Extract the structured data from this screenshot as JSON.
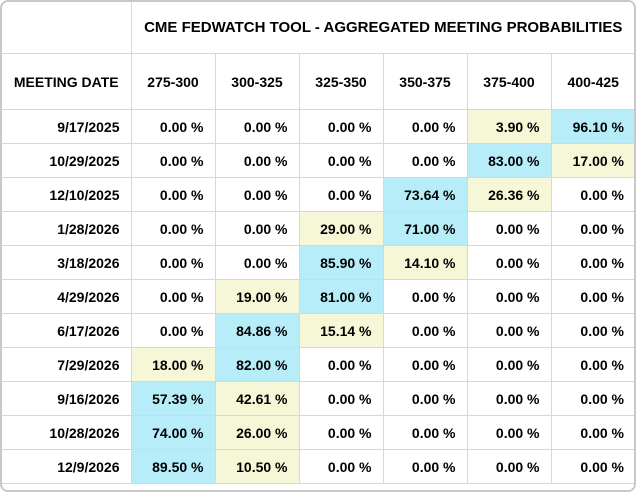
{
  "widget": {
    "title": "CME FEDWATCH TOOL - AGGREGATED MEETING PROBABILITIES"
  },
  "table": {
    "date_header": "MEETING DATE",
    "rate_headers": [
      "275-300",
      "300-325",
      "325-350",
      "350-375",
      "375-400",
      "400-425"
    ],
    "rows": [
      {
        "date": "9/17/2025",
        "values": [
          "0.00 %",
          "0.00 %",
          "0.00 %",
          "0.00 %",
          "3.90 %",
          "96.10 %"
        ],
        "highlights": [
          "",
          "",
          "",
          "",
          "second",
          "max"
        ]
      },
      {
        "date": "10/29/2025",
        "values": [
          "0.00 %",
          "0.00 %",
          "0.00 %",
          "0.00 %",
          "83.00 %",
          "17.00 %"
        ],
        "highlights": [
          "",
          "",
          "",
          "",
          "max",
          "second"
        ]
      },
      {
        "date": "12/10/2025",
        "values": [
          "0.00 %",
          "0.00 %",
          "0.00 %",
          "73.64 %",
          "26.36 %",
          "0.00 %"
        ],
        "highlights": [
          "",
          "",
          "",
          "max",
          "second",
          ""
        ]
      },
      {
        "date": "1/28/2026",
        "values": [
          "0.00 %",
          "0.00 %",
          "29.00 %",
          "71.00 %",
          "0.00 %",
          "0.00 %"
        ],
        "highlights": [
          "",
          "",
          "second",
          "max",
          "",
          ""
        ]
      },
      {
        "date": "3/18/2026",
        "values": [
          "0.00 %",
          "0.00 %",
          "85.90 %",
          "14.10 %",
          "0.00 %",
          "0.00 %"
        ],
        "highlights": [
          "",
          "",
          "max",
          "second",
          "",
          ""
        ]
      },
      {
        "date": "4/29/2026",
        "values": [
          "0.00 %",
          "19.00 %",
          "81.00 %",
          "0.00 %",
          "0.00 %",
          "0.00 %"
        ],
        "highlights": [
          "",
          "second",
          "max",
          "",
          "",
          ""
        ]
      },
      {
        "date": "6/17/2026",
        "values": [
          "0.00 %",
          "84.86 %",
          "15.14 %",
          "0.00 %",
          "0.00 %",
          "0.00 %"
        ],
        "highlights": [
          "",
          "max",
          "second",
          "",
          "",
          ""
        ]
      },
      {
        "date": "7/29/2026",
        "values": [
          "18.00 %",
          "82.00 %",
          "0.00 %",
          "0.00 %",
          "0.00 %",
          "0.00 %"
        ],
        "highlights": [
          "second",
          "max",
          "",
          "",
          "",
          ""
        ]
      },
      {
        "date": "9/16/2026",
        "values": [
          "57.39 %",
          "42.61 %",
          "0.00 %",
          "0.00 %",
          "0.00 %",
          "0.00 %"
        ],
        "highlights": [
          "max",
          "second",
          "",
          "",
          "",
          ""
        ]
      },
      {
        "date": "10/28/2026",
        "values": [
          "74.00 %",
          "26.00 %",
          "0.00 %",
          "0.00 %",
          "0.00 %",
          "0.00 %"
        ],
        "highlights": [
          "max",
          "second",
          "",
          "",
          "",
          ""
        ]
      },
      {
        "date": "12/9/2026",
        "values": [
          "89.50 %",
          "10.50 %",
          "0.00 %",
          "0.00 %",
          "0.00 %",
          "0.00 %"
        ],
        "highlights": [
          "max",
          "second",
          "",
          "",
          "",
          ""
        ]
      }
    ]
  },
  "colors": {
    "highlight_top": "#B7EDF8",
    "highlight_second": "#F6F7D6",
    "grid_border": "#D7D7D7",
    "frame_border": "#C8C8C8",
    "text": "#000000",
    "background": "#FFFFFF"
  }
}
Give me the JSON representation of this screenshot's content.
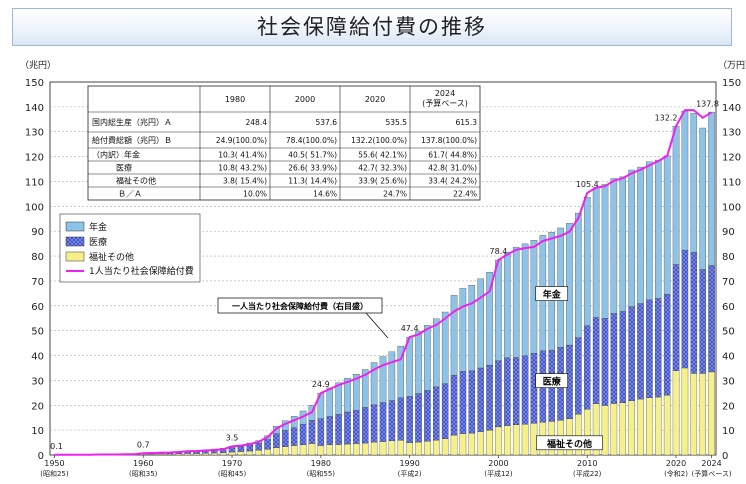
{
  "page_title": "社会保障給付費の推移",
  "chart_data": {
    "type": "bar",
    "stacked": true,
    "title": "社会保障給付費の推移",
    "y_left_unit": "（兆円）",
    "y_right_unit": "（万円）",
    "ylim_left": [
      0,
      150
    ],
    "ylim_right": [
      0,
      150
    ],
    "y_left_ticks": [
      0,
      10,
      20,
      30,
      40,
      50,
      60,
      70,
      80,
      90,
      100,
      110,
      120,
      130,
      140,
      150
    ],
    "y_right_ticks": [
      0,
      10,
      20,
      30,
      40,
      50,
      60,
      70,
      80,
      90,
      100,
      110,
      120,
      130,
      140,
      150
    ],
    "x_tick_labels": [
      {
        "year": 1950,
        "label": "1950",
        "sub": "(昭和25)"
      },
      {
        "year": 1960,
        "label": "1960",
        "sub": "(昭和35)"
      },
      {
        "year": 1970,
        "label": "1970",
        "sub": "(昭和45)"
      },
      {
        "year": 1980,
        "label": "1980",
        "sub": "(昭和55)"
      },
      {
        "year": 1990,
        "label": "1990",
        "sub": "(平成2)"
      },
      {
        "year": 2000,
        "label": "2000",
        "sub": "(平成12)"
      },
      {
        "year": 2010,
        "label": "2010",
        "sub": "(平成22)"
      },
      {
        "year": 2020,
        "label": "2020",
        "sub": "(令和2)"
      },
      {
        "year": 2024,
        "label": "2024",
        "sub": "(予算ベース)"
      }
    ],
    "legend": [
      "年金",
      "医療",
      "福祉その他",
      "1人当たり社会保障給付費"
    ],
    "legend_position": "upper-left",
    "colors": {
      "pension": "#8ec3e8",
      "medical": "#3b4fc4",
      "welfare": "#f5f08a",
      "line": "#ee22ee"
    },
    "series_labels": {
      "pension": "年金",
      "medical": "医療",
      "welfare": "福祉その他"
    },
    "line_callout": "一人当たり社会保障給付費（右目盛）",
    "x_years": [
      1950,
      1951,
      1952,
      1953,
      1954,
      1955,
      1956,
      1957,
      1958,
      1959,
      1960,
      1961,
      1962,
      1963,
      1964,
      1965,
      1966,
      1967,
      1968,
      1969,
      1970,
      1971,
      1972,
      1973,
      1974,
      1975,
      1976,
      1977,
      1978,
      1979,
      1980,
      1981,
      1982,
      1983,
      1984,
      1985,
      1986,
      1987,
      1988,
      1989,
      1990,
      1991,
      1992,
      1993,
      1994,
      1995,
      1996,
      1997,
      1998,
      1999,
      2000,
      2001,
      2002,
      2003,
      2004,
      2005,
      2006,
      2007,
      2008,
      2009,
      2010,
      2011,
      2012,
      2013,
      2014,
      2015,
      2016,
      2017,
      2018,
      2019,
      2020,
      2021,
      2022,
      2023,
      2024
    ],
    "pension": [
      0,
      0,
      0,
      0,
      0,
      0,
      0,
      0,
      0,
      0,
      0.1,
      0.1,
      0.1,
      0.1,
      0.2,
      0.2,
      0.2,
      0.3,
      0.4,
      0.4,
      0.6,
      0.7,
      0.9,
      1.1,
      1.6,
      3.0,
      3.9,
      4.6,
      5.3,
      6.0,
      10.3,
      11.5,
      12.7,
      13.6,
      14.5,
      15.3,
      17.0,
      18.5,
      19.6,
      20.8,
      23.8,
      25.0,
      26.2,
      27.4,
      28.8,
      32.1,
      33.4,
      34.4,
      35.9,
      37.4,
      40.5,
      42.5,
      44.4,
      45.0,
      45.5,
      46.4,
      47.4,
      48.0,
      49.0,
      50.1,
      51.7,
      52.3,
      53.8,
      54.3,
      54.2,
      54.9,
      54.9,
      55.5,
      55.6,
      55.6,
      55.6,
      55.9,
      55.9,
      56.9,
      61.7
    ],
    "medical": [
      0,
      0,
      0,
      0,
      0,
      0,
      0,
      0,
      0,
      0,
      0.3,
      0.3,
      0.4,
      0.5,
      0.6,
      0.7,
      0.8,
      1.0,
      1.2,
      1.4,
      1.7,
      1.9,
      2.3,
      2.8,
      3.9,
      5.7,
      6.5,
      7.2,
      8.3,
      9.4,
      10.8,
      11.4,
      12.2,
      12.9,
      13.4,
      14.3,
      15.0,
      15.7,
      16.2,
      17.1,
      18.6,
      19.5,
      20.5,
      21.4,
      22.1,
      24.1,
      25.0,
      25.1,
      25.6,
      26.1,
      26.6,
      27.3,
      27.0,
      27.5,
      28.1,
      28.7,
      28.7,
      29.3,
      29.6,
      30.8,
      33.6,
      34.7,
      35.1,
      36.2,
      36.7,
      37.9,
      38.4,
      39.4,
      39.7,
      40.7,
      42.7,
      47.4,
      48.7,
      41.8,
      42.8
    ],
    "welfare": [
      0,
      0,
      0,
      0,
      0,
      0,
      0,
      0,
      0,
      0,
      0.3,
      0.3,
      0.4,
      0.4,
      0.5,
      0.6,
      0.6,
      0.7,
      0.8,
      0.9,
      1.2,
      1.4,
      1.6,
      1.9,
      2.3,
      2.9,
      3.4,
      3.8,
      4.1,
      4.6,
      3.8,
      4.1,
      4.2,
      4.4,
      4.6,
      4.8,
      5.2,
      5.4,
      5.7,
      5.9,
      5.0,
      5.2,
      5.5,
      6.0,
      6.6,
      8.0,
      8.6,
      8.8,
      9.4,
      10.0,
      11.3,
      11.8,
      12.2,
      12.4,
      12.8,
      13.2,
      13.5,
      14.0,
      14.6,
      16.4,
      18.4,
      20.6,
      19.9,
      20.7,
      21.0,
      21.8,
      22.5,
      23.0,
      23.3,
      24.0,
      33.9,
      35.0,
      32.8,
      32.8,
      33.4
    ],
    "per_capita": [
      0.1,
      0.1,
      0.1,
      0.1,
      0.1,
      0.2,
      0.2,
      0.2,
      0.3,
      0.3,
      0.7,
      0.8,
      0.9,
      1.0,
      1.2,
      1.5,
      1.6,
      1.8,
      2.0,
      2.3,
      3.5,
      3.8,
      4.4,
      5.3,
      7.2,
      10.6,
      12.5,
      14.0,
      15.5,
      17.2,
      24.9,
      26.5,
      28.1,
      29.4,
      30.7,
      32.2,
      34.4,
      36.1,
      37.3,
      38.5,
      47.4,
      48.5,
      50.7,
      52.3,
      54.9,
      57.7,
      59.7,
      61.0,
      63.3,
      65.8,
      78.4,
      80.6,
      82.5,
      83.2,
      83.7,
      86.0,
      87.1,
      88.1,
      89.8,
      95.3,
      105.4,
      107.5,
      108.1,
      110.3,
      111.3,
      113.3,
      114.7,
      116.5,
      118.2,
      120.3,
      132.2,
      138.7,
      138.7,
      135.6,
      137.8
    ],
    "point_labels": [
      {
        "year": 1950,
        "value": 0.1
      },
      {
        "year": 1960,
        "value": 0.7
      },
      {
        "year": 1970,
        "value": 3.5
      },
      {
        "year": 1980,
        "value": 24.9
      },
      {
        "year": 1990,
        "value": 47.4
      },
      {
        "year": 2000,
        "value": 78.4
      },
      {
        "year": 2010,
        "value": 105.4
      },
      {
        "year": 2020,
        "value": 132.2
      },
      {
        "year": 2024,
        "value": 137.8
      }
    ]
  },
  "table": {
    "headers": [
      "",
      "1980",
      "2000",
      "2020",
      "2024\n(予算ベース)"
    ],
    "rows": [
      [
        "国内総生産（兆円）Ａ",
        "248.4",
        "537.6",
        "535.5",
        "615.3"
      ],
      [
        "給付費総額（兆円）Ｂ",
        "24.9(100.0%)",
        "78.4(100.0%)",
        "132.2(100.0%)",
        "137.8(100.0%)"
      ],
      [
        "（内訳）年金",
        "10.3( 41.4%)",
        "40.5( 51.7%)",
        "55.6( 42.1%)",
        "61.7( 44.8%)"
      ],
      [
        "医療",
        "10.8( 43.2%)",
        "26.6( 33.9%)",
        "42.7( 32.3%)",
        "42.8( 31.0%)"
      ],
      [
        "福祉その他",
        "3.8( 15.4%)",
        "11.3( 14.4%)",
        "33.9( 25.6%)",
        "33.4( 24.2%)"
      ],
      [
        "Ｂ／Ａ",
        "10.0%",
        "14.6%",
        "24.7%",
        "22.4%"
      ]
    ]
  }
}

────────────────────

Wherever the word "JSON" occurs in a line of the listing, copy that line.

- Right answer
Extract the structured data from this screenshot as JSON.
Give me the JSON representation of this screenshot's content.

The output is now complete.